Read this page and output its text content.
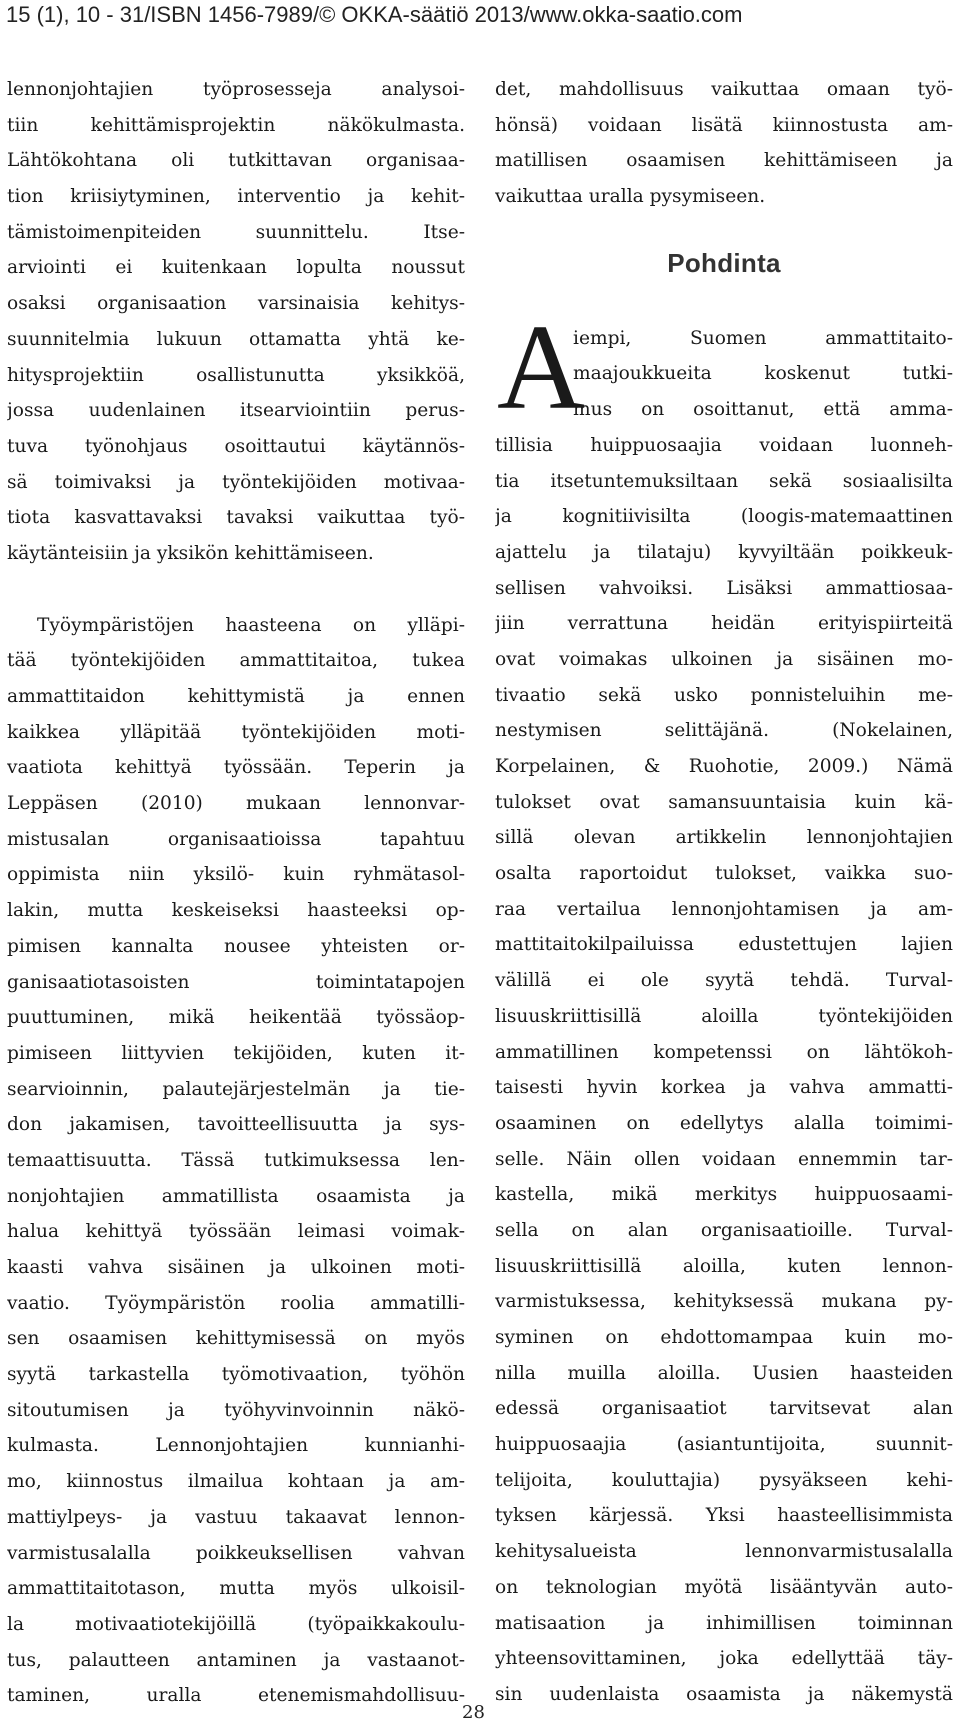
15 (1), 10 - 31/ISBN 1456-7989/© OKKA-säätiö 2013/www.okka-saatio.com
lennonjohtajien työprosesseja analysoi-
tiin kehittämisprojektin näkökulmasta.
Lähtökohtana oli tutkittavan organisaa-
tion kriisiytyminen, interventio ja kehit-
tämistoimenpiteiden suunnittelu. Itse-
arviointi ei kuitenkaan lopulta noussut
osaksi organisaation varsinaisia kehitys-
suunnitelmia lukuun ottamatta yhtä ke-
hitysprojektiin osallistunutta yksikköä,
jossa uudenlainen itsearviointiin perus-
tuva työnohjaus osoittautui käytännös-
sä toimivaksi ja työntekijöiden motivaa-
tiota kasvattavaksi tavaksi vaikuttaa työ-
käytänteisiin ja yksikön kehittämiseen.
Työympäristöjen haasteena on ylläpi-
tää työntekijöiden ammattitaitoa, tukea
ammattitaidon kehittymistä ja ennen
kaikkea ylläpitää työntekijöiden moti-
vaatiota kehittyä työssään. Teperin ja
Leppäsen (2010) mukaan lennonvar-
mistusalan organisaatioissa tapahtuu
oppimista niin yksilö- kuin ryhmätasol-
lakin, mutta keskeiseksi haasteeksi op-
pimisen kannalta nousee yhteisten or-
ganisaatiotasoisten toimintatapojen
puuttuminen, mikä heikentää työssäop-
pimiseen liittyvien tekijöiden, kuten it-
searvioinnin, palautejärjestelmän ja tie-
don jakamisen, tavoitteellisuutta ja sys-
temaattisuutta. Tässä tutkimuksessa len-
nonjohtajien ammatillista osaamista ja
halua kehittyä työssään leimasi voimak-
kaasti vahva sisäinen ja ulkoinen moti-
vaatio. Työympäristön roolia ammatilli-
sen osaamisen kehittymisessä on myös
syytä tarkastella työmotivaation, työhön
sitoutumisen ja työhyvinvoinnin näkö-
kulmasta. Lennonjohtajien kunnianhi-
mo, kiinnostus ilmailua kohtaan ja am-
mattiylpeys- ja vastuu takaavat lennon-
varmistusalalla poikkeuksellisen vahvan
ammattitaitotason, mutta myös ulkoisil-
la motivaatiotekijöillä (työpaikkakoulu-
tus, palautteen antaminen ja vastaanot-
taminen, uralla etenemismahdollisuu-
det, mahdollisuus vaikuttaa omaan työ-
hönsä) voidaan lisätä kiinnostusta am-
matillisen osaamisen kehittämiseen ja
vaikuttaa uralla pysymiseen.
Pohdinta
A
iempi, Suomen ammattitaito-
maajoukkueita koskenut tutki-
mus on osoittanut, että amma-
tillisia huippuosaajia voidaan luonneh-
tia itsetuntemuksiltaan sekä sosiaalisilta
ja kognitiivisilta (loogis-matemaattinen
ajattelu ja tilataju) kyvyiltään poikkeuk-
sellisen vahvoiksi. Lisäksi ammattiosaa-
jiin verrattuna heidän erityispiirteitä
ovat voimakas ulkoinen ja sisäinen mo-
tivaatio sekä usko ponnisteluihin me-
nestymisen selittäjänä. (Nokelainen,
Korpelainen, & Ruohotie, 2009.) Nämä
tulokset ovat samansuuntaisia kuin kä-
sillä olevan artikkelin lennonjohtajien
osalta raportoidut tulokset, vaikka suo-
raa vertailua lennonjohtamisen ja am-
mattitaitokilpailuissa edustettujen lajien
välillä ei ole syytä tehdä. Turval-
lisuuskriittisillä aloilla työntekijöiden
ammatillinen kompetenssi on lähtökoh-
taisesti hyvin korkea ja vahva ammatti-
osaaminen on edellytys alalla toimimi-
selle. Näin ollen voidaan ennemmin tar-
kastella, mikä merkitys huippuosaami-
sella on alan organisaatioille. Turval-
lisuuskriittisillä aloilla, kuten lennon-
varmistuksessa, kehityksessä mukana py-
syminen on ehdottomampaa kuin mo-
nilla muilla aloilla. Uusien haasteiden
edessä organisaatiot tarvitsevat alan
huippuosaajia (asiantuntijoita, suunnit-
telijoita, kouluttajia) pysyäkseen kehi-
tyksen kärjessä. Yksi haasteellisimmista
kehitysalueista lennonvarmistusalalla
on teknologian myötä lisääntyvän auto-
matisaation ja inhimillisen toiminnan
yhteensovittaminen, joka edellyttää täy-
sin uudenlaista osaamista ja näkemystä
28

### Exercise instructions
Which lines hold the word "tulokset"? Show each one.

### Finished answer
tulokset ovat samansuuntaisia kuin kä-
osalta raportoidut tulokset, vaikka suo-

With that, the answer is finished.